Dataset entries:
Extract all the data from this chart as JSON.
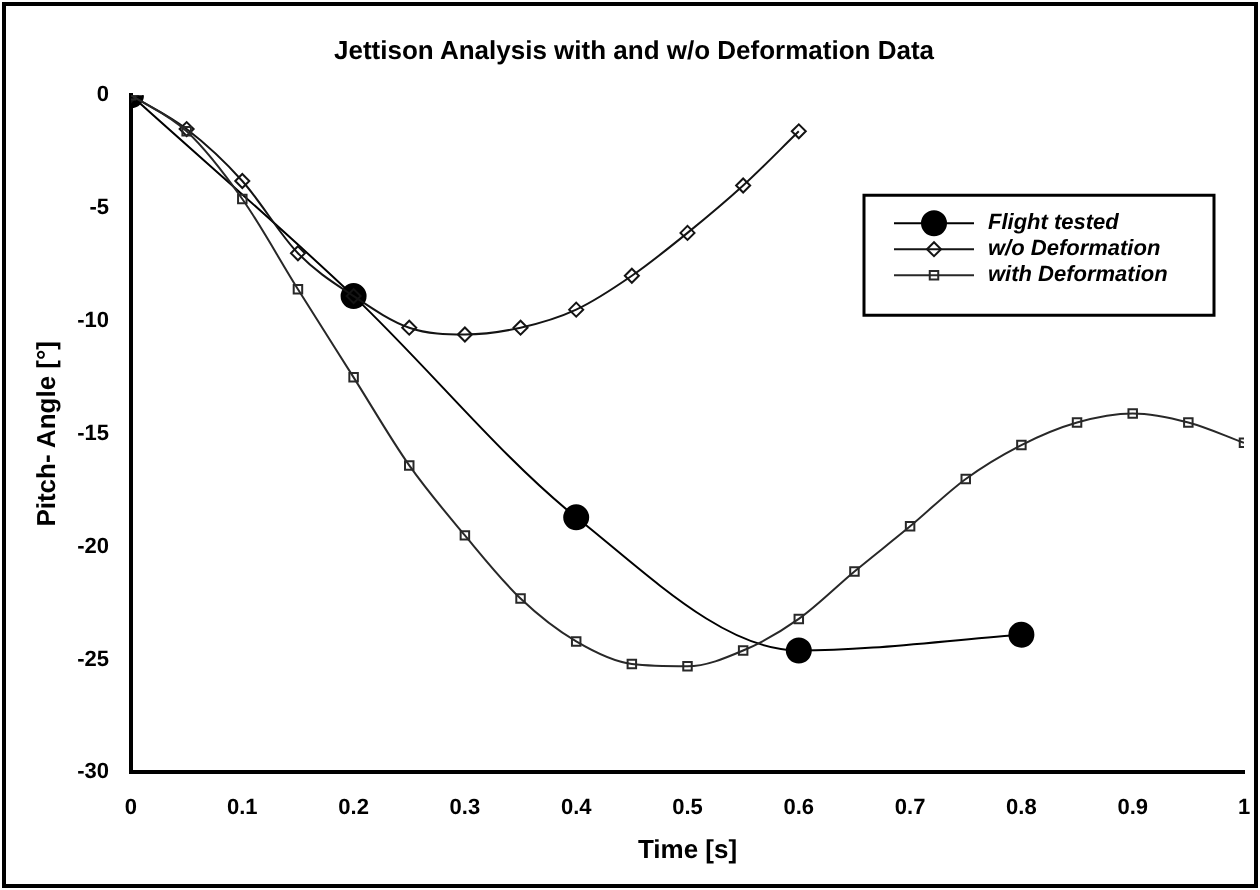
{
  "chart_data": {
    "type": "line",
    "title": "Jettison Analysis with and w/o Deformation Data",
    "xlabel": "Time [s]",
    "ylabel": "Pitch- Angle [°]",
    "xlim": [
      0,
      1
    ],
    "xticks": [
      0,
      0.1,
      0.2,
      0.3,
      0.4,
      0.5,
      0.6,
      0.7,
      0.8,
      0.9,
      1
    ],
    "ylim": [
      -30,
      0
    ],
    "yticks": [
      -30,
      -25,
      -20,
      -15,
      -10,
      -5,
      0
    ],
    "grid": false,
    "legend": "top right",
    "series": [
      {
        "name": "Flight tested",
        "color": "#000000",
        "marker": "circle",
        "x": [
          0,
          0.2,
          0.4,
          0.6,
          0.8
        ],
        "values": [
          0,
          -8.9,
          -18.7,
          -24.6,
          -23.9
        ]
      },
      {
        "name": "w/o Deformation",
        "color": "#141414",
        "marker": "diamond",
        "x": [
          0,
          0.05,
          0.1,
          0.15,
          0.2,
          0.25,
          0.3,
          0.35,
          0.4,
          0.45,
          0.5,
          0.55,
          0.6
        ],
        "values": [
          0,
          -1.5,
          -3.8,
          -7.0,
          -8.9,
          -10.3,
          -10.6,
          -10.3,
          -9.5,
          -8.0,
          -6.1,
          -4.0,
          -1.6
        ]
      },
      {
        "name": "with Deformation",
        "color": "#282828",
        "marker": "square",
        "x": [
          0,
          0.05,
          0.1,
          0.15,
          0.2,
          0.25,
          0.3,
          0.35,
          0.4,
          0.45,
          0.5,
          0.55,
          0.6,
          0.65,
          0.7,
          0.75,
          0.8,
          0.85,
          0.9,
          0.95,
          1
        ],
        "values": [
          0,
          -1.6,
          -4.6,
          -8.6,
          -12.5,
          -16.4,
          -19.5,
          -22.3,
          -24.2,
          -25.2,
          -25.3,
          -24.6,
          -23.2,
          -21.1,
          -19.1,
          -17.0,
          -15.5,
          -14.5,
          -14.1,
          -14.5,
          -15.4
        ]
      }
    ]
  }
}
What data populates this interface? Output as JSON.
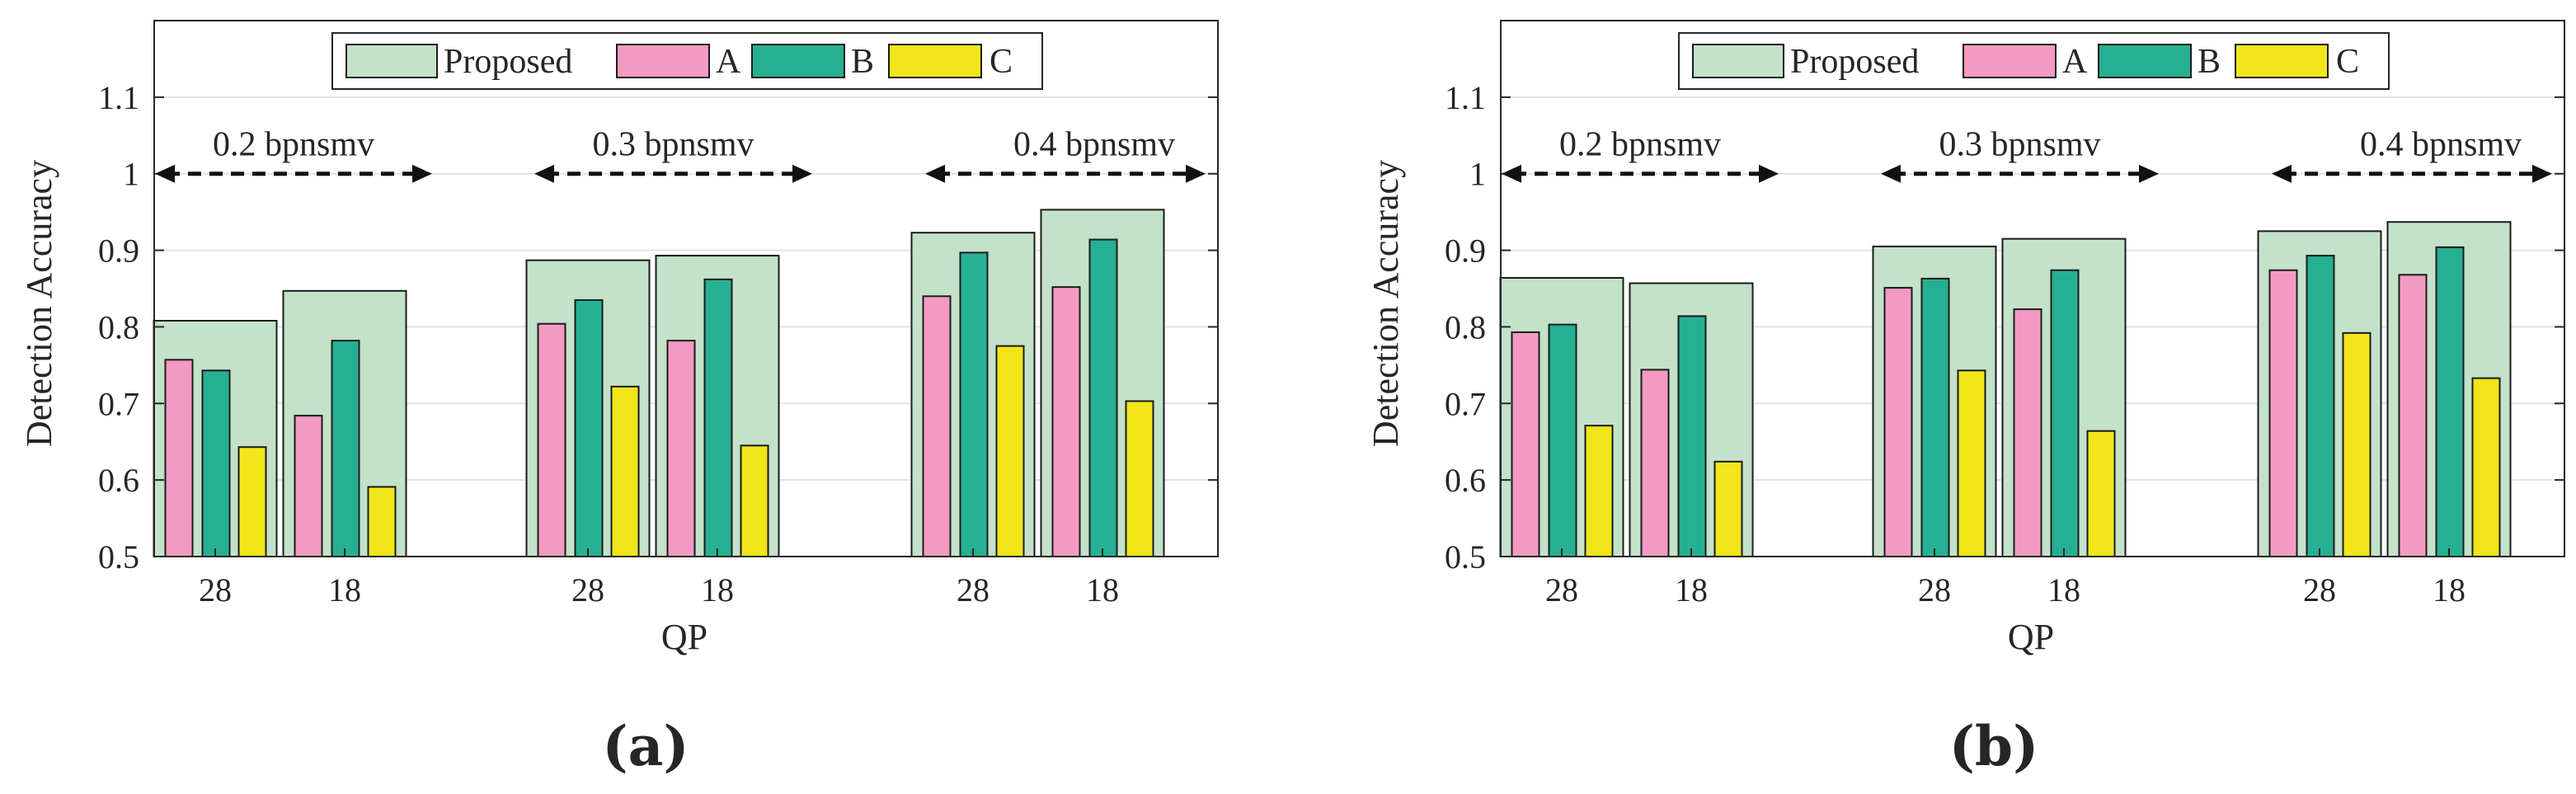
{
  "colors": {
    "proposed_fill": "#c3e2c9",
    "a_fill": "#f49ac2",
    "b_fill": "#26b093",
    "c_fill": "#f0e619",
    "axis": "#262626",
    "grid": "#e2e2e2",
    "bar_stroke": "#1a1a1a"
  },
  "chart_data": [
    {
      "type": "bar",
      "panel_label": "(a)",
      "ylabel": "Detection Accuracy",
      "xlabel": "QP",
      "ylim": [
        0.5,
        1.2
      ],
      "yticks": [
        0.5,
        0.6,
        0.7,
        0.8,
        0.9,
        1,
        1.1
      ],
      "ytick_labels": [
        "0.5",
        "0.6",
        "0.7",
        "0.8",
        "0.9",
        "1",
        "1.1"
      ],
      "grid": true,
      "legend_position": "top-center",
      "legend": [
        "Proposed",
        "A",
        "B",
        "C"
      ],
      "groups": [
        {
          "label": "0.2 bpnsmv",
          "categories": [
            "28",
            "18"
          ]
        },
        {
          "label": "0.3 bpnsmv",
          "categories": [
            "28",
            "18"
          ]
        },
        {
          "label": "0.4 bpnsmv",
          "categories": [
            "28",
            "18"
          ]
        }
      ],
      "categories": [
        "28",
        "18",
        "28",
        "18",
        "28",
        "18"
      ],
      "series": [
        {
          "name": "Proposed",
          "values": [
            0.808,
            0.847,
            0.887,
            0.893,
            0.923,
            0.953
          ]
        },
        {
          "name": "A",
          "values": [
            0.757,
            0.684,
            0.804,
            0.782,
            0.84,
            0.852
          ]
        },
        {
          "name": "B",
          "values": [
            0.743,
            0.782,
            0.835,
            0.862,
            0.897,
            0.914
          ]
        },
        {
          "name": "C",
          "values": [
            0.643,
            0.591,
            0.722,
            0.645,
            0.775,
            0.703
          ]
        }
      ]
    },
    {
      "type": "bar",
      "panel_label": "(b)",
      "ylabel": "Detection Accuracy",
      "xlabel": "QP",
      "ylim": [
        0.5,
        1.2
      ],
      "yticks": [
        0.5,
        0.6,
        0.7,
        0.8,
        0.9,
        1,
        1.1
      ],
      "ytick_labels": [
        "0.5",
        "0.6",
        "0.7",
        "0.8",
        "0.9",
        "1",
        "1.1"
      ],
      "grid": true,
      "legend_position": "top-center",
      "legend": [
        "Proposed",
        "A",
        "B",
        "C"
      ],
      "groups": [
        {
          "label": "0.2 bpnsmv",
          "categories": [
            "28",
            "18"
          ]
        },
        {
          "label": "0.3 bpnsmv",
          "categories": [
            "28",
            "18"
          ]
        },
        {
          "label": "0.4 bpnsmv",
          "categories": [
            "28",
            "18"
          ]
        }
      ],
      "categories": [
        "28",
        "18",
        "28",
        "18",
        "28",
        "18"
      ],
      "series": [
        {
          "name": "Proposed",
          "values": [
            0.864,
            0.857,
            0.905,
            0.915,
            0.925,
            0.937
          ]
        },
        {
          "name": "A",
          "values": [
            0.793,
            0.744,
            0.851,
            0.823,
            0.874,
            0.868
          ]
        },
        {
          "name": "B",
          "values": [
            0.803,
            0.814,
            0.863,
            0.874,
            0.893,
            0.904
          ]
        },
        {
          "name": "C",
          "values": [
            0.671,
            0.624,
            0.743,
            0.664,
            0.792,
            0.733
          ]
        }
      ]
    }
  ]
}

WHAT TO PRODUCE:
Pictures in the records above are left out; print everything else exactly as written.

RESULT OF THIS TASK:
Extract all the data from this chart as JSON.
{
  "chart_data": {
    "type": "line",
    "title": "Jettison Analysis with and w/o Deformation Data",
    "xlabel": "Time [s]",
    "ylabel": "Pitch- Angle [°]",
    "xlim": [
      0,
      1
    ],
    "xticks": [
      0,
      0.1,
      0.2,
      0.3,
      0.4,
      0.5,
      0.6,
      0.7,
      0.8,
      0.9,
      1
    ],
    "ylim": [
      -30,
      0
    ],
    "yticks": [
      -30,
      -25,
      -20,
      -15,
      -10,
      -5,
      0
    ],
    "grid": false,
    "legend": "top right",
    "series": [
      {
        "name": "Flight tested",
        "color": "#000000",
        "marker": "circle",
        "x": [
          0,
          0.2,
          0.4,
          0.6,
          0.8
        ],
        "values": [
          0,
          -8.9,
          -18.7,
          -24.6,
          -23.9
        ]
      },
      {
        "name": "w/o Deformation",
        "color": "#141414",
        "marker": "diamond",
        "x": [
          0,
          0.05,
          0.1,
          0.15,
          0.2,
          0.25,
          0.3,
          0.35,
          0.4,
          0.45,
          0.5,
          0.55,
          0.6
        ],
        "values": [
          0,
          -1.5,
          -3.8,
          -7.0,
          -8.9,
          -10.3,
          -10.6,
          -10.3,
          -9.5,
          -8.0,
          -6.1,
          -4.0,
          -1.6
        ]
      },
      {
        "name": "with Deformation",
        "color": "#282828",
        "marker": "square",
        "x": [
          0,
          0.05,
          0.1,
          0.15,
          0.2,
          0.25,
          0.3,
          0.35,
          0.4,
          0.45,
          0.5,
          0.55,
          0.6,
          0.65,
          0.7,
          0.75,
          0.8,
          0.85,
          0.9,
          0.95,
          1
        ],
        "values": [
          0,
          -1.6,
          -4.6,
          -8.6,
          -12.5,
          -16.4,
          -19.5,
          -22.3,
          -24.2,
          -25.2,
          -25.3,
          -24.6,
          -23.2,
          -21.1,
          -19.1,
          -17.0,
          -15.5,
          -14.5,
          -14.1,
          -14.5,
          -15.4
        ]
      }
    ]
  }
}
What data populates this interface? Output as JSON.
{
  "colors": {
    "proposed_fill": "#c3e2c9",
    "a_fill": "#f49ac2",
    "b_fill": "#26b093",
    "c_fill": "#f0e619",
    "axis": "#262626",
    "grid": "#e2e2e2",
    "bar_stroke": "#1a1a1a"
  },
  "chart_data": [
    {
      "type": "bar",
      "panel_label": "(a)",
      "ylabel": "Detection Accuracy",
      "xlabel": "QP",
      "ylim": [
        0.5,
        1.2
      ],
      "yticks": [
        0.5,
        0.6,
        0.7,
        0.8,
        0.9,
        1,
        1.1
      ],
      "ytick_labels": [
        "0.5",
        "0.6",
        "0.7",
        "0.8",
        "0.9",
        "1",
        "1.1"
      ],
      "grid": true,
      "legend_position": "top-center",
      "legend": [
        "Proposed",
        "A",
        "B",
        "C"
      ],
      "groups": [
        {
          "label": "0.2 bpnsmv",
          "categories": [
            "28",
            "18"
          ]
        },
        {
          "label": "0.3 bpnsmv",
          "categories": [
            "28",
            "18"
          ]
        },
        {
          "label": "0.4 bpnsmv",
          "categories": [
            "28",
            "18"
          ]
        }
      ],
      "categories": [
        "28",
        "18",
        "28",
        "18",
        "28",
        "18"
      ],
      "series": [
        {
          "name": "Proposed",
          "values": [
            0.808,
            0.847,
            0.887,
            0.893,
            0.923,
            0.953
          ]
        },
        {
          "name": "A",
          "values": [
            0.757,
            0.684,
            0.804,
            0.782,
            0.84,
            0.852
          ]
        },
        {
          "name": "B",
          "values": [
            0.743,
            0.782,
            0.835,
            0.862,
            0.897,
            0.914
          ]
        },
        {
          "name": "C",
          "values": [
            0.643,
            0.591,
            0.722,
            0.645,
            0.775,
            0.703
          ]
        }
      ]
    },
    {
      "type": "bar",
      "panel_label": "(b)",
      "ylabel": "Detection Accuracy",
      "xlabel": "QP",
      "ylim": [
        0.5,
        1.2
      ],
      "yticks": [
        0.5,
        0.6,
        0.7,
        0.8,
        0.9,
        1,
        1.1
      ],
      "ytick_labels": [
        "0.5",
        "0.6",
        "0.7",
        "0.8",
        "0.9",
        "1",
        "1.1"
      ],
      "grid": true,
      "legend_position": "top-center",
      "legend": [
        "Proposed",
        "A",
        "B",
        "C"
      ],
      "groups": [
        {
          "label": "0.2 bpnsmv",
          "categories": [
            "28",
            "18"
          ]
        },
        {
          "label": "0.3 bpnsmv",
          "categories": [
            "28",
            "18"
          ]
        },
        {
          "label": "0.4 bpnsmv",
          "categories": [
            "28",
            "18"
          ]
        }
      ],
      "categories": [
        "28",
        "18",
        "28",
        "18",
        "28",
        "18"
      ],
      "series": [
        {
          "name": "Proposed",
          "values": [
            0.864,
            0.857,
            0.905,
            0.915,
            0.925,
            0.937
          ]
        },
        {
          "name": "A",
          "values": [
            0.793,
            0.744,
            0.851,
            0.823,
            0.874,
            0.868
          ]
        },
        {
          "name": "B",
          "values": [
            0.803,
            0.814,
            0.863,
            0.874,
            0.893,
            0.904
          ]
        },
        {
          "name": "C",
          "values": [
            0.671,
            0.624,
            0.743,
            0.664,
            0.792,
            0.733
          ]
        }
      ]
    }
  ]
}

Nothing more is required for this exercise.